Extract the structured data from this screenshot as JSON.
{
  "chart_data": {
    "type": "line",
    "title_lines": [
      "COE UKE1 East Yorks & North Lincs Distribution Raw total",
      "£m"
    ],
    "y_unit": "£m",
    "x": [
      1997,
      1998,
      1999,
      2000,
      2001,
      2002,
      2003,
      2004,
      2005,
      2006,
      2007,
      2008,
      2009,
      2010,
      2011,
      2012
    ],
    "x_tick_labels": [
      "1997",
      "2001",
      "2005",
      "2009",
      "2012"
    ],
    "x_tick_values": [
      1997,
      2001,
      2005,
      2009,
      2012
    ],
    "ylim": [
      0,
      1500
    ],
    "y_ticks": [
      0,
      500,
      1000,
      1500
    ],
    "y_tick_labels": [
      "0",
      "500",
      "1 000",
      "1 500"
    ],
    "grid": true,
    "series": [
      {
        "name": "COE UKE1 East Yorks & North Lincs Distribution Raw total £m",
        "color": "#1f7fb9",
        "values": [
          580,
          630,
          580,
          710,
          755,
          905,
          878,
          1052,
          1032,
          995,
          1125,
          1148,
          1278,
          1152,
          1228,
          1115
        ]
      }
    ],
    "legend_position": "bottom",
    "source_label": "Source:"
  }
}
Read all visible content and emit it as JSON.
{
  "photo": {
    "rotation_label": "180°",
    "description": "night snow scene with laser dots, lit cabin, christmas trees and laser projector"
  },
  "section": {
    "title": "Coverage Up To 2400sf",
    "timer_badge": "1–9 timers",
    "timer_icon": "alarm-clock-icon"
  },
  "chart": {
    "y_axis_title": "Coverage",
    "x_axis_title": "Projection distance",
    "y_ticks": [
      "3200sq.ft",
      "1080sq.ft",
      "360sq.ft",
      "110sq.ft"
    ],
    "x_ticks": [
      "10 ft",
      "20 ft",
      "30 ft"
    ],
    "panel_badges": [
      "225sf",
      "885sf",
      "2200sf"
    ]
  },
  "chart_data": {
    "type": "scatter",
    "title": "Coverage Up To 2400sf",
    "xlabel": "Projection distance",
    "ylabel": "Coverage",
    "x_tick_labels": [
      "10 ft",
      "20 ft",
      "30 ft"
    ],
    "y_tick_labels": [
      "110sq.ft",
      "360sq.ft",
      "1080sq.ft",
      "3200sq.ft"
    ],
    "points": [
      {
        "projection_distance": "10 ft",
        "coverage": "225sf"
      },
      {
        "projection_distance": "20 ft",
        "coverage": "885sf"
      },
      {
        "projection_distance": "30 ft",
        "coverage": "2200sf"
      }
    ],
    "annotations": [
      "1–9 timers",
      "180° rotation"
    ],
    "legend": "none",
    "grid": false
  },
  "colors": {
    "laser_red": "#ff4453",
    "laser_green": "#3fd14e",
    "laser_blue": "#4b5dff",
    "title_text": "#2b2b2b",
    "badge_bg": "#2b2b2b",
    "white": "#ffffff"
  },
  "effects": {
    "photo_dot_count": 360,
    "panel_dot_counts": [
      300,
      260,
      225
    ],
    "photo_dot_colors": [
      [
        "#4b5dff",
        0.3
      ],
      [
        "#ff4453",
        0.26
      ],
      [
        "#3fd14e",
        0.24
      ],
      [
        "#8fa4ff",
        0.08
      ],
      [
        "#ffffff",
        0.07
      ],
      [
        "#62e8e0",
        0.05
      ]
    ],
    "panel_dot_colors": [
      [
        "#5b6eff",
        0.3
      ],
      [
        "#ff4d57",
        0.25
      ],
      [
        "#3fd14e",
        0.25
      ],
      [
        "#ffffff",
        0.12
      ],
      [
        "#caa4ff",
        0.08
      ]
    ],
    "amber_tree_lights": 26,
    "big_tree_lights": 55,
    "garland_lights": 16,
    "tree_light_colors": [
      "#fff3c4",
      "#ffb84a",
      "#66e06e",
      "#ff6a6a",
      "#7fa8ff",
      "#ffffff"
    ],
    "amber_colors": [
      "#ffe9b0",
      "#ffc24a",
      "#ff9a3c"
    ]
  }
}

### What to do
Retype every record above exactly as it appears.

### Written response
Extract the structured data from this screenshot as JSON.
{
  "chart_data": {
    "type": "line",
    "title_lines": [
      "COE UKE1 East Yorks & North Lincs Distribution Raw total",
      "£m"
    ],
    "y_unit": "£m",
    "x": [
      1997,
      1998,
      1999,
      2000,
      2001,
      2002,
      2003,
      2004,
      2005,
      2006,
      2007,
      2008,
      2009,
      2010,
      2011,
      2012
    ],
    "x_tick_labels": [
      "1997",
      "2001",
      "2005",
      "2009",
      "2012"
    ],
    "x_tick_values": [
      1997,
      2001,
      2005,
      2009,
      2012
    ],
    "ylim": [
      0,
      1500
    ],
    "y_ticks": [
      0,
      500,
      1000,
      1500
    ],
    "y_tick_labels": [
      "0",
      "500",
      "1 000",
      "1 500"
    ],
    "grid": true,
    "series": [
      {
        "name": "COE UKE1 East Yorks & North Lincs Distribution Raw total £m",
        "color": "#1f7fb9",
        "values": [
          580,
          630,
          580,
          710,
          755,
          905,
          878,
          1052,
          1032,
          995,
          1125,
          1148,
          1278,
          1152,
          1228,
          1115
        ]
      }
    ],
    "legend_position": "bottom",
    "source_label": "Source:"
  }
}
Read all visible content and emit it as JSON.
{
  "photo": {
    "rotation_label": "180°",
    "description": "night snow scene with laser dots, lit cabin, christmas trees and laser projector"
  },
  "section": {
    "title": "Coverage Up To 2400sf",
    "timer_badge": "1–9 timers",
    "timer_icon": "alarm-clock-icon"
  },
  "chart": {
    "y_axis_title": "Coverage",
    "x_axis_title": "Projection distance",
    "y_ticks": [
      "3200sq.ft",
      "1080sq.ft",
      "360sq.ft",
      "110sq.ft"
    ],
    "x_ticks": [
      "10 ft",
      "20 ft",
      "30 ft"
    ],
    "panel_badges": [
      "225sf",
      "885sf",
      "2200sf"
    ]
  },
  "chart_data": {
    "type": "scatter",
    "title": "Coverage Up To 2400sf",
    "xlabel": "Projection distance",
    "ylabel": "Coverage",
    "x_tick_labels": [
      "10 ft",
      "20 ft",
      "30 ft"
    ],
    "y_tick_labels": [
      "110sq.ft",
      "360sq.ft",
      "1080sq.ft",
      "3200sq.ft"
    ],
    "points": [
      {
        "projection_distance": "10 ft",
        "coverage": "225sf"
      },
      {
        "projection_distance": "20 ft",
        "coverage": "885sf"
      },
      {
        "projection_distance": "30 ft",
        "coverage": "2200sf"
      }
    ],
    "annotations": [
      "1–9 timers",
      "180° rotation"
    ],
    "legend": "none",
    "grid": false
  },
  "colors": {
    "laser_red": "#ff4453",
    "laser_green": "#3fd14e",
    "laser_blue": "#4b5dff",
    "title_text": "#2b2b2b",
    "badge_bg": "#2b2b2b",
    "white": "#ffffff"
  },
  "effects": {
    "photo_dot_count": 360,
    "panel_dot_counts": [
      300,
      260,
      225
    ],
    "photo_dot_colors": [
      [
        "#4b5dff",
        0.3
      ],
      [
        "#ff4453",
        0.26
      ],
      [
        "#3fd14e",
        0.24
      ],
      [
        "#8fa4ff",
        0.08
      ],
      [
        "#ffffff",
        0.07
      ],
      [
        "#62e8e0",
        0.05
      ]
    ],
    "panel_dot_colors": [
      [
        "#5b6eff",
        0.3
      ],
      [
        "#ff4d57",
        0.25
      ],
      [
        "#3fd14e",
        0.25
      ],
      [
        "#ffffff",
        0.12
      ],
      [
        "#caa4ff",
        0.08
      ]
    ],
    "amber_tree_lights": 26,
    "big_tree_lights": 55,
    "garland_lights": 16,
    "tree_light_colors": [
      "#fff3c4",
      "#ffb84a",
      "#66e06e",
      "#ff6a6a",
      "#7fa8ff",
      "#ffffff"
    ],
    "amber_colors": [
      "#ffe9b0",
      "#ffc24a",
      "#ff9a3c"
    ]
  }
}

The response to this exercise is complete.